___ Records supplied
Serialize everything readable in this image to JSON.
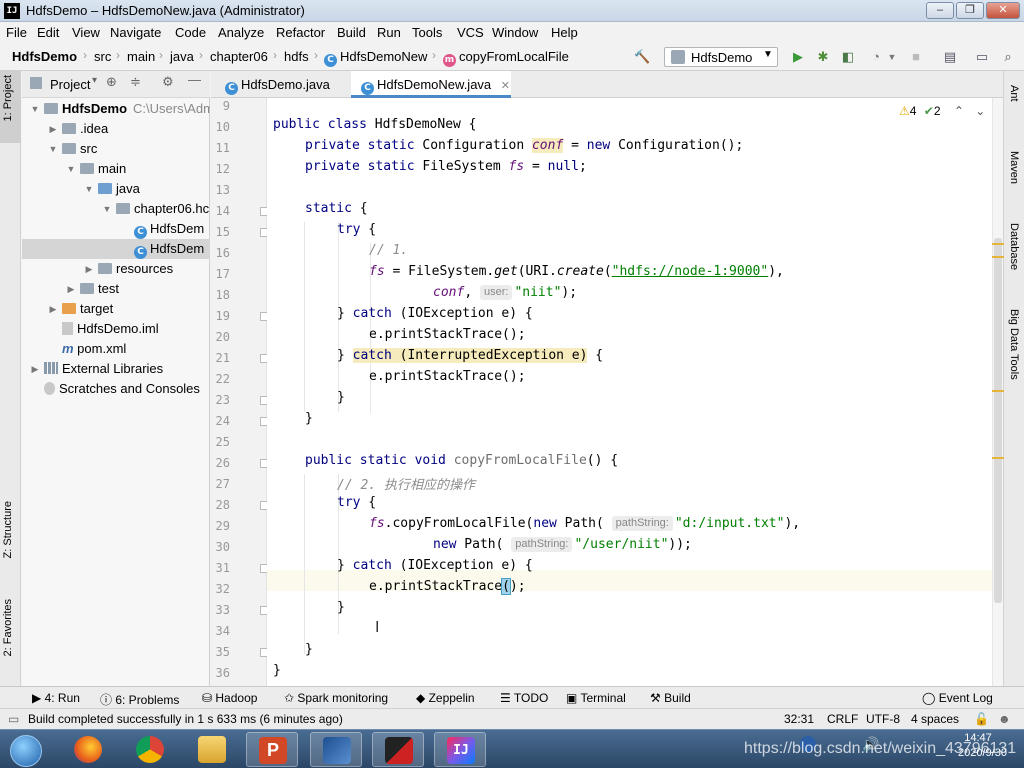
{
  "window": {
    "title": "HdfsDemo – HdfsDemoNew.java (Administrator)",
    "icon_text": "IJ"
  },
  "menu": [
    "File",
    "Edit",
    "View",
    "Navigate",
    "Code",
    "Analyze",
    "Refactor",
    "Build",
    "Run",
    "Tools",
    "VCS",
    "Window",
    "Help"
  ],
  "breadcrumb": [
    "HdfsDemo",
    "src",
    "main",
    "java",
    "chapter06",
    "hdfs",
    "HdfsDemoNew",
    "copyFromLocalFile"
  ],
  "run_config": "HdfsDemo",
  "project_panel": {
    "title": "Project",
    "tree": [
      {
        "label": "HdfsDemo",
        "extra": "C:\\Users\\Adm",
        "depth": 0,
        "expanded": true,
        "icon": "folder"
      },
      {
        "label": ".idea",
        "depth": 1,
        "expanded": false,
        "icon": "folder"
      },
      {
        "label": "src",
        "depth": 1,
        "expanded": true,
        "icon": "folder"
      },
      {
        "label": "main",
        "depth": 2,
        "expanded": true,
        "icon": "folder"
      },
      {
        "label": "java",
        "depth": 3,
        "expanded": true,
        "icon": "folder-blue"
      },
      {
        "label": "chapter06.hc",
        "depth": 4,
        "expanded": true,
        "icon": "package"
      },
      {
        "label": "HdfsDem",
        "depth": 5,
        "icon": "class"
      },
      {
        "label": "HdfsDem",
        "depth": 5,
        "icon": "class",
        "selected": true
      },
      {
        "label": "resources",
        "depth": 3,
        "expanded": false,
        "icon": "folder"
      },
      {
        "label": "test",
        "depth": 2,
        "expanded": false,
        "icon": "folder"
      },
      {
        "label": "target",
        "depth": 1,
        "expanded": false,
        "icon": "folder-orange"
      },
      {
        "label": "HdfsDemo.iml",
        "depth": 1,
        "icon": "file"
      },
      {
        "label": "pom.xml",
        "depth": 1,
        "icon": "maven"
      },
      {
        "label": "External Libraries",
        "depth": 0,
        "expanded": false,
        "icon": "library"
      },
      {
        "label": "Scratches and Consoles",
        "depth": 0,
        "icon": "scratch"
      }
    ]
  },
  "left_stripe": [
    "1: Project",
    "Z: Structure",
    "2: Favorites"
  ],
  "right_stripe": [
    "Ant",
    "Maven",
    "Database",
    "Big Data Tools"
  ],
  "editor_tabs": [
    {
      "label": "HdfsDemo.java",
      "active": false
    },
    {
      "label": "HdfsDemoNew.java",
      "active": true
    }
  ],
  "inspections": {
    "warnings": "4",
    "weak_warnings": "2"
  },
  "code": {
    "lines": [
      {
        "n": "9"
      },
      {
        "n": "10"
      },
      {
        "n": "11"
      },
      {
        "n": "12"
      },
      {
        "n": "13"
      },
      {
        "n": "14"
      },
      {
        "n": "15"
      },
      {
        "n": "16"
      },
      {
        "n": "17"
      },
      {
        "n": "18"
      },
      {
        "n": "19"
      },
      {
        "n": "20"
      },
      {
        "n": "21"
      },
      {
        "n": "22"
      },
      {
        "n": "23"
      },
      {
        "n": "24"
      },
      {
        "n": "25"
      },
      {
        "n": "26"
      },
      {
        "n": "27"
      },
      {
        "n": "28"
      },
      {
        "n": "29"
      },
      {
        "n": "30"
      },
      {
        "n": "31"
      },
      {
        "n": "32"
      },
      {
        "n": "33"
      },
      {
        "n": "34"
      },
      {
        "n": "35"
      },
      {
        "n": "36"
      }
    ],
    "t": {
      "l10a": "public class",
      "l10b": " HdfsDemoNew {",
      "l11a": "private static",
      "l11b": " Configuration ",
      "l11c": "conf",
      "l11d": " = ",
      "l11e": "new",
      "l11f": " Configuration();",
      "l12a": "private static",
      "l12b": " FileSystem ",
      "l12c": "fs",
      "l12d": " = ",
      "l12e": "null",
      "l12f": ";",
      "l14": "static",
      "l14b": " {",
      "l15": "try",
      "l15b": " {",
      "l16": "// 1.",
      "l17a": "fs",
      "l17b": " = FileSystem.",
      "l17c": "get",
      "l17d": "(URI.",
      "l17e": "create",
      "l17f": "(",
      "l17g": "\"hdfs://node-1:9000\"",
      "l17h": "),",
      "l18a": "conf",
      "l18b": ",",
      "l18hint": "user:",
      "l18c": "\"niit\"",
      "l18d": ");",
      "l19a": "} ",
      "l19b": "catch",
      "l19c": " (IOException e) {",
      "l20": "e.printStackTrace();",
      "l21a": "} ",
      "l21b": "catch",
      "l21c": " (InterruptedException e)",
      "l21d": " {",
      "l22": "e.printStackTrace();",
      "l23": "}",
      "l24": "}",
      "l26a": "public static void",
      "l26b": " copyFromLocalFile",
      "l26c": "() {",
      "l27": "// 2. 执行相应的操作",
      "l28": "try",
      "l28b": " {",
      "l29a": "fs",
      "l29b": ".copyFromLocalFile(",
      "l29c": "new",
      "l29d": " Path(",
      "l29hint": "pathString:",
      "l29e": "\"d:/input.txt\"",
      "l29f": "),",
      "l30a": "new",
      "l30b": " Path(",
      "l30hint": "pathString:",
      "l30c": "\"/user/niit\"",
      "l30d": "));",
      "l31a": "} ",
      "l31b": "catch",
      "l31c": " (IOException e) {",
      "l32a": "e.printStackTrace",
      "l32b": "(",
      "l32c": ");",
      "l33": "}",
      "l35": "}",
      "l36": "}"
    }
  },
  "bottom_tools": [
    "4: Run",
    "6: Problems",
    "Hadoop",
    "Spark monitoring",
    "Zeppelin",
    "TODO",
    "Terminal",
    "Build",
    "Event Log"
  ],
  "status": {
    "message": "Build completed successfully in 1 s 633 ms (6 minutes ago)",
    "position": "32:31",
    "line_sep": "CRLF",
    "encoding": "UTF-8",
    "indent": "4 spaces"
  },
  "taskbar": {
    "watermark": "https://blog.csdn.net/weixin_43796131",
    "time": "14:47",
    "date": "2020/9/30"
  },
  "colors": {
    "keyword": "#000080",
    "field": "#660e7a",
    "string": "#008000",
    "comment": "#8c8c8c",
    "accent": "#4a88c7"
  }
}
______
_Written task_
Go through the records and pull out each line that includes the word "public".

_Expected answer_
      "l10a": "public class",
      "l26a": "public static void",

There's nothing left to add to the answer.